◆ Given task
Your task is to copy the listing exactly. Drop any pictures from the copy.

◆ Excerpted records
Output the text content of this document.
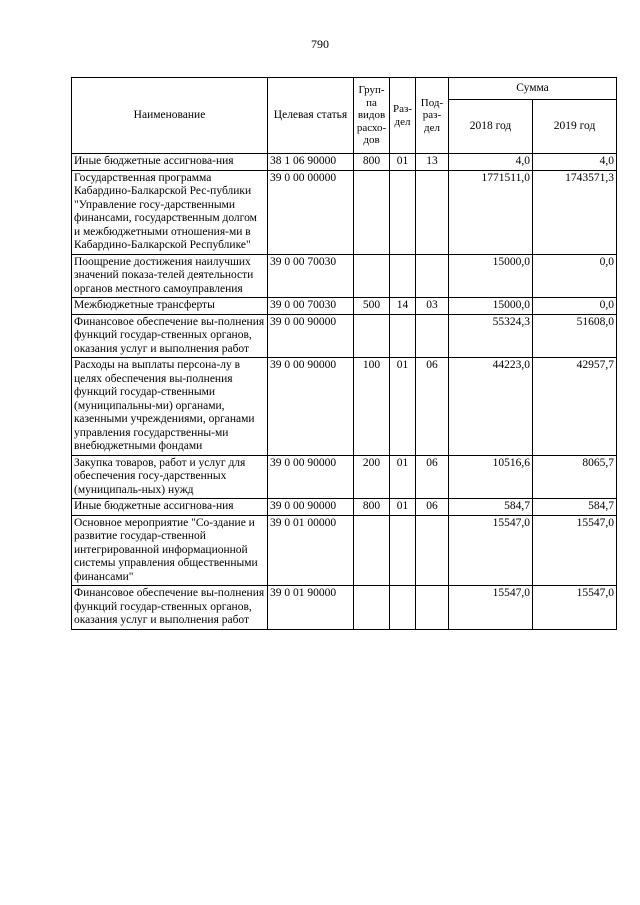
790
Наименование	Целевая статья	Груп-па видов расхо-дов	Раз-дел	Под-раз-дел	Сумма	
					2018 год	2019 год
Иные бюджетные ассигнова-ния	38 1 06 90000	800	01	13	4,0	4,0
Государственная программа Кабардино-Балкарской Рес-публики "Управление госу-дарственными финансами, государственным долгом и межбюджетными отношения-ми в Кабардино-Балкарской Республике"	39 0 00 00000				1771511,0	1743571,3
Поощрение достижения наилучших значений показа-телей деятельности органов местного самоуправления	39 0 00 70030				15000,0	0,0
Межбюджетные трансферты	39 0 00 70030	500	14	03	15000,0	0,0
Финансовое обеспечение вы-полнения функций государ-ственных органов, оказания услуг и выполнения работ	39 0 00 90000				55324,3	51608,0
Расходы на выплаты персона-лу в целях обеспечения вы-полнения функций государ-ственными (муниципальны-ми) органами, казенными учреждениями, органами управления государственны-ми внебюджетными фондами	39 0 00 90000	100	01	06	44223,0	42957,7
Закупка товаров, работ и услуг для обеспечения госу-дарственных (муниципаль-ных) нужд	39 0 00 90000	200	01	06	10516,6	8065,7
Иные бюджетные ассигнова-ния	39 0 00 90000	800	01	06	584,7	584,7
Основное мероприятие "Со-здание и развитие государ-ственной интегрированной информационной системы управления общественными финансами"	39 0 01 00000				15547,0	15547,0
Финансовое обеспечение вы-полнения функций государ-ственных органов, оказания услуг и выполнения работ	39 0 01 90000				15547,0	15547,0
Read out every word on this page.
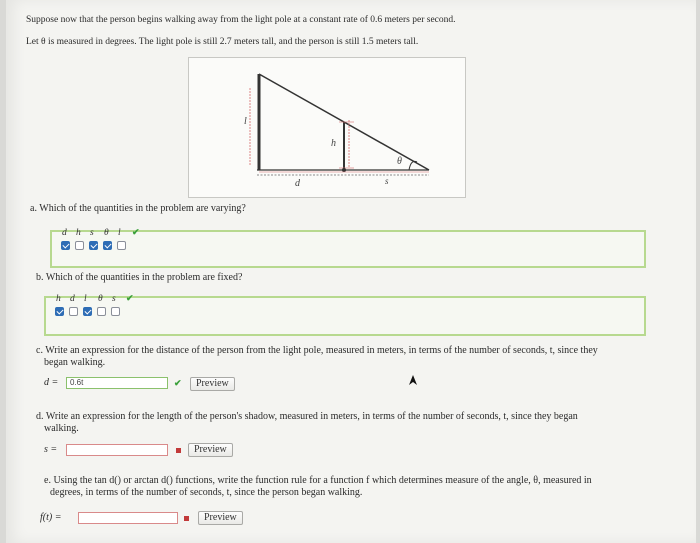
Suppose now that the person begins walking away from the light pole at a constant rate of 0.6 meters per second.
Let θ is measured in degrees. The light pole is still 2.7 meters tall, and the person is still 1.5 meters tall.
l
h
θ
d	s
a. Which of the quantities in the problem are varying?
d h s θ l ✔
b. Which of the quantities in the problem are fixed?
h d l θ s ✔
c. Write an expression for the distance of the person from the light pole, measured in meters, in terms of the number of seconds, t, since they
began walking.
d =	0.6t	✔	Preview
d. Write an expression for the length of the person's shadow, measured in meters, in terms of the number of seconds, t, since they began
walking.
s =	Preview
e. Using the tan d() or arctan d() functions, write the function rule for a function f which determines measure of the angle, θ, measured in
degrees, in terms of the number of seconds, t, since the person began walking.
f(t) =	Preview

◆ Result for this exercise
Output the text content of this document.
790
Наименование	Целевая статья	Груп-па видов расхо-дов	Раз-дел	Под-раз-дел	Сумма	
					2018 год	2019 год
Иные бюджетные ассигнова-ния	38 1 06 90000	800	01	13	4,0	4,0
Государственная программа Кабардино-Балкарской Рес-публики "Управление госу-дарственными финансами, государственным долгом и межбюджетными отношения-ми в Кабардино-Балкарской Республике"	39 0 00 00000				1771511,0	1743571,3
Поощрение достижения наилучших значений показа-телей деятельности органов местного самоуправления	39 0 00 70030				15000,0	0,0
Межбюджетные трансферты	39 0 00 70030	500	14	03	15000,0	0,0
Финансовое обеспечение вы-полнения функций государ-ственных органов, оказания услуг и выполнения работ	39 0 00 90000				55324,3	51608,0
Расходы на выплаты персона-лу в целях обеспечения вы-полнения функций государ-ственными (муниципальны-ми) органами, казенными учреждениями, органами управления государственны-ми внебюджетными фондами	39 0 00 90000	100	01	06	44223,0	42957,7
Закупка товаров, работ и услуг для обеспечения госу-дарственных (муниципаль-ных) нужд	39 0 00 90000	200	01	06	10516,6	8065,7
Иные бюджетные ассигнова-ния	39 0 00 90000	800	01	06	584,7	584,7
Основное мероприятие "Со-здание и развитие государ-ственной интегрированной информационной системы управления общественными финансами"	39 0 01 00000				15547,0	15547,0
Финансовое обеспечение вы-полнения функций государ-ственных органов, оказания услуг и выполнения работ	39 0 01 90000				15547,0	15547,0
Read out every word on this page.
Suppose now that the person begins walking away from the light pole at a constant rate of 0.6 meters per second.
Let θ is measured in degrees. The light pole is still 2.7 meters tall, and the person is still 1.5 meters tall.
l
h
θ
d	s
a. Which of the quantities in the problem are varying?
d h s θ l ✔
b. Which of the quantities in the problem are fixed?
h d l θ s ✔
c. Write an expression for the distance of the person from the light pole, measured in meters, in terms of the number of seconds, t, since they
began walking.
d =	0.6t	✔	Preview
d. Write an expression for the length of the person's shadow, measured in meters, in terms of the number of seconds, t, since they began
walking.
s =	Preview
e. Using the tan d() or arctan d() functions, write the function rule for a function f which determines measure of the angle, θ, measured in
degrees, in terms of the number of seconds, t, since the person began walking.
f(t) =	Preview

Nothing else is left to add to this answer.